■ OBJECTIVE 1 ■
In the passage on government and democracy, on what date did the 'New Labour' government use an Order of the Privy Council to politicise the Civil Service?

■ READING PASSAGE ■
## begin

However, the means can corrupt the end. Like Frankenstein’s monster, however a government is brought into being, it wants to survive. It has to win elections to carry out its agenda, not all of which may be understood or wanted by the voters; but there is also the delight of power, with its perks and privileges, plus potentially the glittering prizes after leaving office. So the game is to get enough votes in enough constituencies.

Every form of government has its flaws. For example, in ancient Athens all free men (though not women or slaves) could attend a weekly assembly and vote to decide the issues; representatives were not needed. It sounds almost ideal, a true democracy, but the Achilles heel here was the power of the orator, who could influence people’s judgment with his presentational skills. Demosthenes, the greatest speaker of his time, persuaded Athens to resist Philip of Macedon and later, his son Alexander the Great. Athens was defeated and could easily have suffered the fate of the city-state of Thebes, which Alexander destroyed.

In a mass representative democracy like ours, persuasion is the key again. Huge sums are invested in analysing the voter patterns and concerns of groups of people in each constituency, and in formulating policies that appeal to the ‘swing voter in the swing seat’. Since we depend so much on mass communications to follow what is going on, the political parties employ professional influencers to network with the staff of newspapers, TV etc.

Tony Blair’s ‘New Labour’ government went further. On May 3 1997, the day after taking office, it used an Order of the Privy Council to politicise the Civil Service, providing that ‘up to three special advisers (in practice in No 10) could exercise management control over permanent civil servants’. (To his credit, Gordon Brown revoked the Order ten years later on becoming Prime Minister.)

Blair was a master of presentation and always concerned to enhance his personal profile. In 2000 he wrote a memorandum analysing topical issues in political terms, for example: ‘On the family, we need two or three eye-catching initiatives . . . I should be personally associated with as much of this as possible.’ Clearly, what matters here is not the initiatives themselves, but their effect on public opinion.

In 2000 there was a matter that needed to be settled quickly to keep the political atmospherics sweet in the run-up to a General Election the following year. In this case it was the fate of the Rover car-making plant at Longbridge, Birmingham.

## end

■ RECORD EXCERPTS ■
## begin

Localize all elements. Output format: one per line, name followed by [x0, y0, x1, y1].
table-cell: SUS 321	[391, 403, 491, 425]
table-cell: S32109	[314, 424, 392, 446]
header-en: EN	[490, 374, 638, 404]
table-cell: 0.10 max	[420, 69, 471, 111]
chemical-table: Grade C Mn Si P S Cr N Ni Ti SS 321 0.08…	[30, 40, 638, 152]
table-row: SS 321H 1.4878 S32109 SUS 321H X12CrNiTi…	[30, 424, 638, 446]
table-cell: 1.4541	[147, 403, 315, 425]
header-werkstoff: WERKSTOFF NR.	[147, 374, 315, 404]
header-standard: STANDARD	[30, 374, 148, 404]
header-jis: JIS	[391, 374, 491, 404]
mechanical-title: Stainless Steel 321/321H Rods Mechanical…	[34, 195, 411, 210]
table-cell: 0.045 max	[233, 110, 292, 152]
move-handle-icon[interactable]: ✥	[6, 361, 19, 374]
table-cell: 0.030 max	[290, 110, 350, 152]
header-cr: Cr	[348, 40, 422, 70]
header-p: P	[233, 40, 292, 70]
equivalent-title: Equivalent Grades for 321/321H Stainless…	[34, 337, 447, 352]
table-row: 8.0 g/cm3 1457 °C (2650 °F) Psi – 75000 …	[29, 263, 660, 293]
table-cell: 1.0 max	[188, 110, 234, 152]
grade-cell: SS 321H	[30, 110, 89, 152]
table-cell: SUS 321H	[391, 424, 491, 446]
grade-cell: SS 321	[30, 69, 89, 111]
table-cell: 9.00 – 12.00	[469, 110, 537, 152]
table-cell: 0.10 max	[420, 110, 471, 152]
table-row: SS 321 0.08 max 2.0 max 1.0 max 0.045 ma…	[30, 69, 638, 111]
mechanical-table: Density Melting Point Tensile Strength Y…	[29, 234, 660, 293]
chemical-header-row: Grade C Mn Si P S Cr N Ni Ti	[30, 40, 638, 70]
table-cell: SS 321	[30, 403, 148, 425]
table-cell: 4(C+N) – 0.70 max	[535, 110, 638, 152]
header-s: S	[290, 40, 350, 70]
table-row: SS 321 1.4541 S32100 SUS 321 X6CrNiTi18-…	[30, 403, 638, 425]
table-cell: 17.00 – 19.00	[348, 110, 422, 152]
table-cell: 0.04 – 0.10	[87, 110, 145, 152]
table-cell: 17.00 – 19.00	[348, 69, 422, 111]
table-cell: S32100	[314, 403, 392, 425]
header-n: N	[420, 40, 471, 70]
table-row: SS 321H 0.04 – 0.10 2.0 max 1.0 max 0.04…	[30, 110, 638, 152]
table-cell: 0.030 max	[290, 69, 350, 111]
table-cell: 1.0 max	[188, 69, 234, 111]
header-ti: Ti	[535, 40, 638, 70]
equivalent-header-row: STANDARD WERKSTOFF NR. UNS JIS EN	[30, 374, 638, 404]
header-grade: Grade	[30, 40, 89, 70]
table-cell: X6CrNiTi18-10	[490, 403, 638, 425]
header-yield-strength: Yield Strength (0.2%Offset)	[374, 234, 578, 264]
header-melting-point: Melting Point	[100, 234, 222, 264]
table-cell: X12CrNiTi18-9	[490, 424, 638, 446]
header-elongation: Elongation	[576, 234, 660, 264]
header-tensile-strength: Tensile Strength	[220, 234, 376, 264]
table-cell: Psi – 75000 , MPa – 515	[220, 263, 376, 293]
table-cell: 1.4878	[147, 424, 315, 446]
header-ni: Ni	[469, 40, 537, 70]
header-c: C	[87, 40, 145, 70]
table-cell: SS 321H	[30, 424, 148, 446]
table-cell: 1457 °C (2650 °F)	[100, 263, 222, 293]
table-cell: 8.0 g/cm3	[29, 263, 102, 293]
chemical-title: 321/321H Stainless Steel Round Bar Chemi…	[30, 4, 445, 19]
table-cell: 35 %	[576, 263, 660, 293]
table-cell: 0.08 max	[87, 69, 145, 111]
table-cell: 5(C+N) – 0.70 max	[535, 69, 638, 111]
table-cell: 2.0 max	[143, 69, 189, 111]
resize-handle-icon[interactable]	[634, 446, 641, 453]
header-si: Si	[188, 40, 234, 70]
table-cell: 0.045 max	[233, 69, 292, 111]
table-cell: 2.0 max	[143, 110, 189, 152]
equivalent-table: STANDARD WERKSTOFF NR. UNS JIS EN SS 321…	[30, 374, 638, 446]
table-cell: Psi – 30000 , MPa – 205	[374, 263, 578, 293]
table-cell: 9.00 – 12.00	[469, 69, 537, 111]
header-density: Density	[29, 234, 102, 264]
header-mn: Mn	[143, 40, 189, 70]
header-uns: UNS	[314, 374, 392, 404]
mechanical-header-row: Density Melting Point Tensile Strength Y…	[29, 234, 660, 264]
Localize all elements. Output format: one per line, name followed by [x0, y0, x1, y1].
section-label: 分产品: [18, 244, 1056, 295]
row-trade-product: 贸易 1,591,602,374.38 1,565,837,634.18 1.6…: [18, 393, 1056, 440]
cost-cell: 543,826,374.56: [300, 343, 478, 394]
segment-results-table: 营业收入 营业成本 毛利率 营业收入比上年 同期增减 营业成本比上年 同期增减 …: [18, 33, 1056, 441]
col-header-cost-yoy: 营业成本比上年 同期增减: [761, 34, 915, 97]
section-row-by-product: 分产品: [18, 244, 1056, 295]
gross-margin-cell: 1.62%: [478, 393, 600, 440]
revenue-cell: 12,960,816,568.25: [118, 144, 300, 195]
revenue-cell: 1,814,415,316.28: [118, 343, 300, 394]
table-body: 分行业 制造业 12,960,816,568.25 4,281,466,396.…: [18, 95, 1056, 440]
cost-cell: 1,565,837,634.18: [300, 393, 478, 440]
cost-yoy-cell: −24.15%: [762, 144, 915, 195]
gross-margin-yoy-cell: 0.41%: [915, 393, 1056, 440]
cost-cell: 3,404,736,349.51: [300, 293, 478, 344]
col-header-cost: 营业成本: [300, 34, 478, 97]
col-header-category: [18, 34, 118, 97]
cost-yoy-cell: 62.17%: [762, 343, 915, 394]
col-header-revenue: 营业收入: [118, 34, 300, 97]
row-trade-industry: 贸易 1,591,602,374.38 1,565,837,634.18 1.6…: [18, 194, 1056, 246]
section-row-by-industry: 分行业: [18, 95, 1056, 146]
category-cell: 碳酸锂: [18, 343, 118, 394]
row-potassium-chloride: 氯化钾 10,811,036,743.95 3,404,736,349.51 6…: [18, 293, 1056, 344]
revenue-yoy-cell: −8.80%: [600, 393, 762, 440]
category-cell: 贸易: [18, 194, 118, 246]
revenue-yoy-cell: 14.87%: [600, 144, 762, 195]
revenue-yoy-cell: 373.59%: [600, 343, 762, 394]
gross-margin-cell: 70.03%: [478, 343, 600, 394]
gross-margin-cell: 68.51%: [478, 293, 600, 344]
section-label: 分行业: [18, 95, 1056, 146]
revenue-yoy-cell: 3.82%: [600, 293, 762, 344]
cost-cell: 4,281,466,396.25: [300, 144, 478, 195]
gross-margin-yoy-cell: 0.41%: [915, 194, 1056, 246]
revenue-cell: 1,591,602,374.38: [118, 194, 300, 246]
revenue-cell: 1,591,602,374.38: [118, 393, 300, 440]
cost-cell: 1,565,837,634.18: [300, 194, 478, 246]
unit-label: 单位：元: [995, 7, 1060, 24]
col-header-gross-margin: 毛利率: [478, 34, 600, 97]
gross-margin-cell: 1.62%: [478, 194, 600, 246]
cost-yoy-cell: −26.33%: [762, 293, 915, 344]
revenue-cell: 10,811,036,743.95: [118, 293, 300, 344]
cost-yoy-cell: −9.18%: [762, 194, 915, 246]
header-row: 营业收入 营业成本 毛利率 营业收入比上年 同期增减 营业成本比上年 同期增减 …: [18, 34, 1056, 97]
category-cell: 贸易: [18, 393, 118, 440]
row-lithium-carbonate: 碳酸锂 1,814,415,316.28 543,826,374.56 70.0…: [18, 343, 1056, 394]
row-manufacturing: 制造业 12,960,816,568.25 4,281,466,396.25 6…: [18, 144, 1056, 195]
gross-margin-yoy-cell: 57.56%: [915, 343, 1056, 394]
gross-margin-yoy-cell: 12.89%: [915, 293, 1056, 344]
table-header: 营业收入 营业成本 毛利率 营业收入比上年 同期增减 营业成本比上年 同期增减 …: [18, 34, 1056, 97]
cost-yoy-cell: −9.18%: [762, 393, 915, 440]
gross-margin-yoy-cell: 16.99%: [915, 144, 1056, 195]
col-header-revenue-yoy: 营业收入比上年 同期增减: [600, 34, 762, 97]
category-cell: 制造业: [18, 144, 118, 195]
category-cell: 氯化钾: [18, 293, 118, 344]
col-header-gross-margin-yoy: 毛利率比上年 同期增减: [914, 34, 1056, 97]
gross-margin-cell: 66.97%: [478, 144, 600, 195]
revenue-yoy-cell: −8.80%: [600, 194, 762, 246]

## end

■ OBJECTIVE 2 ■
In the listing, swap "max" for "maximum" in every line from the first line of the listing through the line with "table-row: SS 321 1.4541", leaving everything else unchanged. Give only those lines.

■ EXPECTED OUTPUT 1 ■
May 3 1997

■ EXPECTED OUTPUT 2 ■
Localize all elements. Output format: one per line, name followed by [x0, y0, x1, y1].
table-cell: SUS 321	[391, 403, 491, 425]
table-cell: S32109	[314, 424, 392, 446]
header-en: EN	[490, 374, 638, 404]
table-cell: 0.10 maximum	[420, 69, 471, 111]
chemical-table: Grade C Mn Si P S Cr N Ni Ti SS 321 0.08…	[30, 40, 638, 152]
table-row: SS 321H 1.4878 S32109 SUS 321H X12CrNiTi…	[30, 424, 638, 446]
table-cell: 1.4541	[147, 403, 315, 425]
header-werkstoff: WERKSTOFF NR.	[147, 374, 315, 404]
header-standard: STANDARD	[30, 374, 148, 404]
header-jis: JIS	[391, 374, 491, 404]
mechanical-title: Stainless Steel 321/321H Rods Mechanical…	[34, 195, 411, 210]
table-cell: 0.045 maximum	[233, 110, 292, 152]
move-handle-icon[interactable]: ✥	[6, 361, 19, 374]
table-cell: 0.030 maximum	[290, 110, 350, 152]
header-cr: Cr	[348, 40, 422, 70]
header-p: P	[233, 40, 292, 70]
equivalent-title: Equivalent Grades for 321/321H Stainless…	[34, 337, 447, 352]
table-row: 8.0 g/cm3 1457 °C (2650 °F) Psi – 75000 …	[29, 263, 660, 293]
table-cell: 1.0 maximum	[188, 110, 234, 152]
grade-cell: SS 321H	[30, 110, 89, 152]
table-cell: SUS 321H	[391, 424, 491, 446]
grade-cell: SS 321	[30, 69, 89, 111]
table-cell: 9.00 – 12.00	[469, 110, 537, 152]
table-cell: 0.10 maximum	[420, 110, 471, 152]
table-row: SS 321 0.08 maximum 2.0 maximum 1.0 maximum 0.045 ma…	[30, 69, 638, 111]
mechanical-table: Density Melting Point Tensile Strength Y…	[29, 234, 660, 293]
chemical-header-row: Grade C Mn Si P S Cr N Ni Ti	[30, 40, 638, 70]
table-cell: SS 321	[30, 403, 148, 425]
table-cell: 4(C+N) – 0.70 maximum	[535, 110, 638, 152]
header-s: S	[290, 40, 350, 70]
table-row: SS 321 1.4541 S32100 SUS 321 X6CrNiTi18-…	[30, 403, 638, 425]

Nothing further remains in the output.